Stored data
════════════════════

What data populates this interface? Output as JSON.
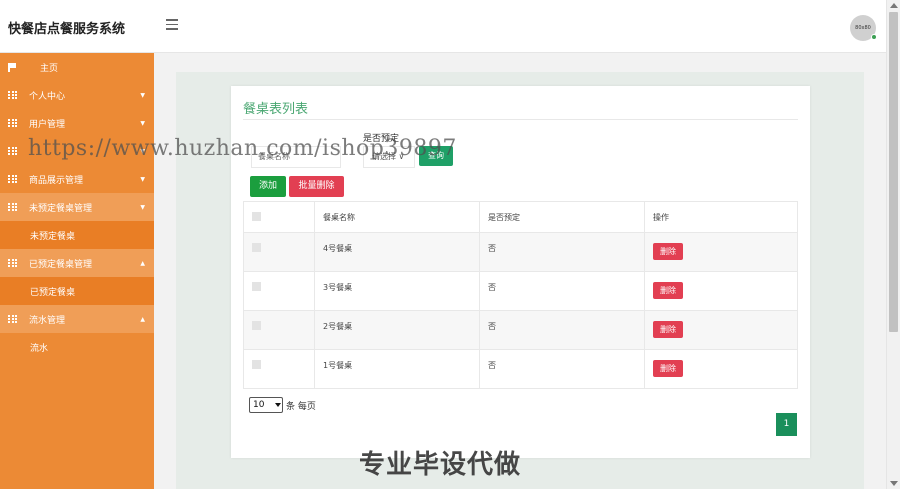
{
  "header": {
    "app_title": "快餐店点餐服务系统",
    "avatar_text": "80x80"
  },
  "sidebar": {
    "items": [
      {
        "label": "主页",
        "icon": "flag-icon",
        "caret": ""
      },
      {
        "label": "个人中心",
        "icon": "grid-icon",
        "caret": "▼"
      },
      {
        "label": "用户管理",
        "icon": "grid-icon",
        "caret": "▼"
      },
      {
        "label": "",
        "icon": "grid-icon",
        "caret": "▼"
      },
      {
        "label": "商品展示管理",
        "icon": "grid-icon",
        "caret": "▼"
      },
      {
        "label": "未预定餐桌管理",
        "icon": "grid-icon",
        "caret": "▼"
      },
      {
        "label": "未预定餐桌",
        "icon": "",
        "caret": ""
      },
      {
        "label": "已预定餐桌管理",
        "icon": "grid-icon",
        "caret": "▲"
      },
      {
        "label": "已预定餐桌",
        "icon": "",
        "caret": ""
      },
      {
        "label": "流水管理",
        "icon": "grid-icon",
        "caret": "▲"
      },
      {
        "label": "流水",
        "icon": "",
        "caret": ""
      }
    ]
  },
  "main": {
    "title": "餐桌表列表",
    "search": {
      "name_label": "餐桌名称",
      "name_placeholder": "餐桌名称",
      "reserved_label": "是否预定",
      "reserved_select": "请选择 ∨",
      "search_button": "查询"
    },
    "actions": {
      "add": "添加",
      "batch_delete": "批量删除"
    },
    "table": {
      "headers": [
        "",
        "餐桌名称",
        "是否预定",
        "操作"
      ],
      "rows": [
        {
          "name": "4号餐桌",
          "reserved": "否",
          "action": "删除"
        },
        {
          "name": "3号餐桌",
          "reserved": "否",
          "action": "删除"
        },
        {
          "name": "2号餐桌",
          "reserved": "否",
          "action": "删除"
        },
        {
          "name": "1号餐桌",
          "reserved": "否",
          "action": "删除"
        }
      ]
    },
    "pager": {
      "page_size": "10",
      "page_size_suffix": "条 每页",
      "current_page": "1"
    }
  },
  "overlays": {
    "watermark_url": "https://www.huzhan.com/ishop39897",
    "badge": "专业毕设代做"
  },
  "colors": {
    "sidebar": "#ec8a35",
    "accent_green": "#1fa067",
    "danger_red": "#e23f52",
    "title_green": "#4aa772"
  }
}
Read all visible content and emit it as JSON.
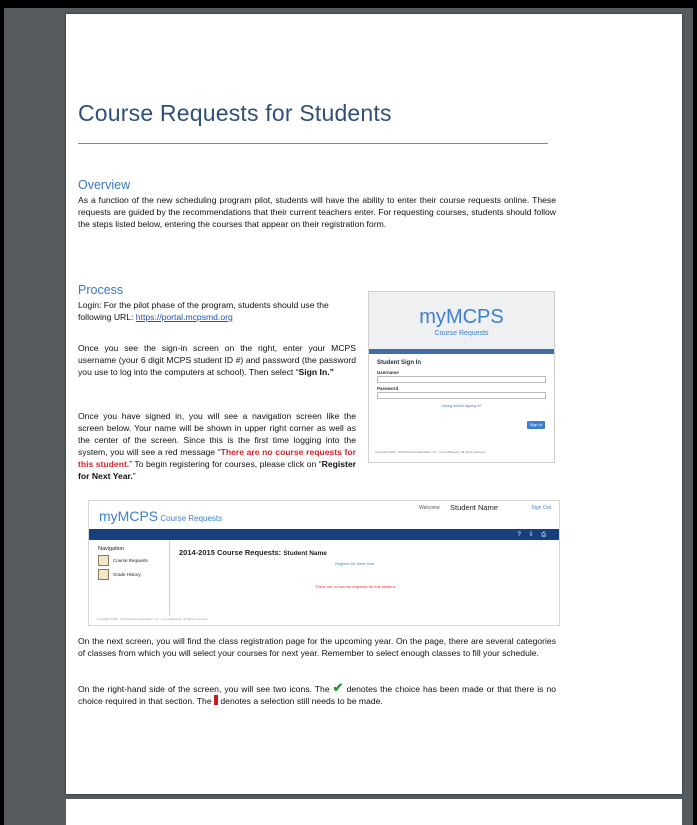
{
  "doc": {
    "title": "Course Requests for Students",
    "overview_heading": "Overview",
    "overview_text": "As a function of the new scheduling program pilot, students will have the ability to enter their course requests online. These requests are guided by the recommendations that their current teachers enter. For requesting courses, students should follow the steps listed below, entering the courses that appear on their registration form.",
    "process_heading": "Process",
    "login_text": "Login: For the pilot phase of the program, students should use the following URL: ",
    "url": "https://portal.mcpsmd.org",
    "signin_text_1": "Once you see the sign-in screen on the right, enter your MCPS username (your 6 digit MCPS student ID #) and password (the password you use to log into the computers at school). Then select “",
    "signin_bold": "Sign In.”",
    "nav_text_1": "Once you have signed in, you will see a navigation screen like the screen below.  Your name will be shown in upper right corner as well as the center of the screen.  Since this is the first time logging into the system, you will see a red message “",
    "nav_red": "There are no course requests for this student.",
    "nav_text_2": "”  To begin registering for courses, please click on “",
    "nav_bold": "Register for Next Year.",
    "nav_text_3": "”",
    "next_text": "On the next screen, you will find the class registration page for the upcoming year. On the page, there are several categories of classes from which you will select your courses for next year. Remember to select enough classes to fill your schedule.",
    "icons_text_1": "On the right-hand side of the screen, you will see two icons. The ",
    "icons_text_2": " denotes the choice has been made or that there is no choice required in that section.  The ",
    "icons_text_3": " denotes a selection still needs to be made."
  },
  "signin_shot": {
    "logo_my": "my",
    "logo_mcps": "MCPS",
    "subtitle": "Course Requests",
    "form_heading": "Student Sign In",
    "username_label": "Username",
    "password_label": "Password",
    "trouble_link": "Having trouble signing in?",
    "button": "Sign In",
    "copyright": "Copyright 2005 - 2013 Pearson Education, Inc., or its affiliate(s). All rights reserved."
  },
  "nav_shot": {
    "logo_my": "my",
    "logo_mcps": "MCPS",
    "logo_sub": " Course Requests",
    "welcome": "Welcome",
    "student_name": "Student Name",
    "sign_out": "Sign Out",
    "nav_heading": "Navigation",
    "nav_items": [
      "Course Requests",
      "Grade History"
    ],
    "main_heading": "2014-2015 Course Requests: ",
    "main_name": "Student Name",
    "register_link": "Register for Next Year",
    "no_requests": "There are no course requests for this student.",
    "copyright": "Copyright 2005 - 2013 Pearson Education, Inc., or its affiliate(s). All rights reserved."
  }
}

════════════════════

DIRECTIVE:
Find every line in the records above that holds the word "made", and copy each one.

THE OUTPUT:
    "icons_text_2": " denotes the choice has been made or that there is no choice required in that section.  The ",
    "icons_text_3": " denotes a selection still needs to be made."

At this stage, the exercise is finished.